Exercise prompt :: Output the data that follows exactly, line for line.

Supplied information ::

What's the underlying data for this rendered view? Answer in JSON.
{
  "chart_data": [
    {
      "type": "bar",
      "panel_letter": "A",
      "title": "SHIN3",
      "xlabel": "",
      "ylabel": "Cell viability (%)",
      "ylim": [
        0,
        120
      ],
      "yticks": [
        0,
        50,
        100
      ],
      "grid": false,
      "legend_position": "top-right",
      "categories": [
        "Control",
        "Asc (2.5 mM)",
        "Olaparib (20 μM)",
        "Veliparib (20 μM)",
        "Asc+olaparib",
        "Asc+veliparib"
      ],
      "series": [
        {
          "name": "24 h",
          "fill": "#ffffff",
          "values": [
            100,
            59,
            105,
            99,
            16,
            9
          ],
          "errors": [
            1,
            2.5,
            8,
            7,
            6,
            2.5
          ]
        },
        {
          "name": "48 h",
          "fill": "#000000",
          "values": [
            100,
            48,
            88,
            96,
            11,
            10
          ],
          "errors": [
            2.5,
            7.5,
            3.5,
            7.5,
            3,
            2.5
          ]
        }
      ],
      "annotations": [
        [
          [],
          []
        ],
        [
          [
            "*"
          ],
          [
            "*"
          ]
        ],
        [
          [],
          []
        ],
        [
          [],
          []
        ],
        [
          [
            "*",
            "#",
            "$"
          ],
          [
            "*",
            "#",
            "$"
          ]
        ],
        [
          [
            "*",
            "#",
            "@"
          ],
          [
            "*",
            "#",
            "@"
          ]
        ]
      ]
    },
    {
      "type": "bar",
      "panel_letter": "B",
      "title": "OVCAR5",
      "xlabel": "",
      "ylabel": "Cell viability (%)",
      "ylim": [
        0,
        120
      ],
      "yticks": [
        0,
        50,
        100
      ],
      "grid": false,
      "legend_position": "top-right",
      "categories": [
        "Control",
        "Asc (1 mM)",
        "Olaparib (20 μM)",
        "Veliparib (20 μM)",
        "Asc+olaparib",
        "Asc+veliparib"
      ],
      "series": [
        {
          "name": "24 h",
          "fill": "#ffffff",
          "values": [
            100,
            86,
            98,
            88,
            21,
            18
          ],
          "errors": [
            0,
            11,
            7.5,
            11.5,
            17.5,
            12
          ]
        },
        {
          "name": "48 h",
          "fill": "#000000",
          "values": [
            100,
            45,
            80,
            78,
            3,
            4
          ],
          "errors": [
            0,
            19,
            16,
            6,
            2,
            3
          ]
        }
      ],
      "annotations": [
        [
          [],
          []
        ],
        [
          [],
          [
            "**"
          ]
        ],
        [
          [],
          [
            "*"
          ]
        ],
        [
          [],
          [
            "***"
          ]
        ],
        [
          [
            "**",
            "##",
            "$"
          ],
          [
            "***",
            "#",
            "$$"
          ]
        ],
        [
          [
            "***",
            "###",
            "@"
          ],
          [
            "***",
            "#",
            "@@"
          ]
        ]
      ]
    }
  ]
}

Exercise output ::
What's the underlying data for this rendered view? Answer in JSON.
{
  "chart_data": [
    {
      "type": "bar",
      "panel_letter": "A",
      "title": "SHIN3",
      "xlabel": "",
      "ylabel": "Cell viability (%)",
      "ylim": [
        0,
        120
      ],
      "yticks": [
        0,
        50,
        100
      ],
      "grid": false,
      "legend_position": "top-right",
      "categories": [
        "Control",
        "Asc (2.5 mM)",
        "Olaparib (20 μM)",
        "Veliparib (20 μM)",
        "Asc+olaparib",
        "Asc+veliparib"
      ],
      "series": [
        {
          "name": "24 h",
          "fill": "#ffffff",
          "values": [
            100,
            59,
            105,
            99,
            16,
            9
          ],
          "errors": [
            1,
            2.5,
            8,
            7,
            6,
            2.5
          ]
        },
        {
          "name": "48 h",
          "fill": "#000000",
          "values": [
            100,
            48,
            88,
            96,
            11,
            10
          ],
          "errors": [
            2.5,
            7.5,
            3.5,
            7.5,
            3,
            2.5
          ]
        }
      ],
      "annotations": [
        [
          [],
          []
        ],
        [
          [
            "*"
          ],
          [
            "*"
          ]
        ],
        [
          [],
          []
        ],
        [
          [],
          []
        ],
        [
          [
            "*",
            "#",
            "$"
          ],
          [
            "*",
            "#",
            "$"
          ]
        ],
        [
          [
            "*",
            "#",
            "@"
          ],
          [
            "*",
            "#",
            "@"
          ]
        ]
      ]
    },
    {
      "type": "bar",
      "panel_letter": "B",
      "title": "OVCAR5",
      "xlabel": "",
      "ylabel": "Cell viability (%)",
      "ylim": [
        0,
        120
      ],
      "yticks": [
        0,
        50,
        100
      ],
      "grid": false,
      "legend_position": "top-right",
      "categories": [
        "Control",
        "Asc (1 mM)",
        "Olaparib (20 μM)",
        "Veliparib (20 μM)",
        "Asc+olaparib",
        "Asc+veliparib"
      ],
      "series": [
        {
          "name": "24 h",
          "fill": "#ffffff",
          "values": [
            100,
            86,
            98,
            88,
            21,
            18
          ],
          "errors": [
            0,
            11,
            7.5,
            11.5,
            17.5,
            12
          ]
        },
        {
          "name": "48 h",
          "fill": "#000000",
          "values": [
            100,
            45,
            80,
            78,
            3,
            4
          ],
          "errors": [
            0,
            19,
            16,
            6,
            2,
            3
          ]
        }
      ],
      "annotations": [
        [
          [],
          []
        ],
        [
          [],
          [
            "**"
          ]
        ],
        [
          [],
          [
            "*"
          ]
        ],
        [
          [],
          [
            "***"
          ]
        ],
        [
          [
            "**",
            "##",
            "$"
          ],
          [
            "***",
            "#",
            "$$"
          ]
        ],
        [
          [
            "***",
            "###",
            "@"
          ],
          [
            "***",
            "#",
            "@@"
          ]
        ]
      ]
    }
  ]
}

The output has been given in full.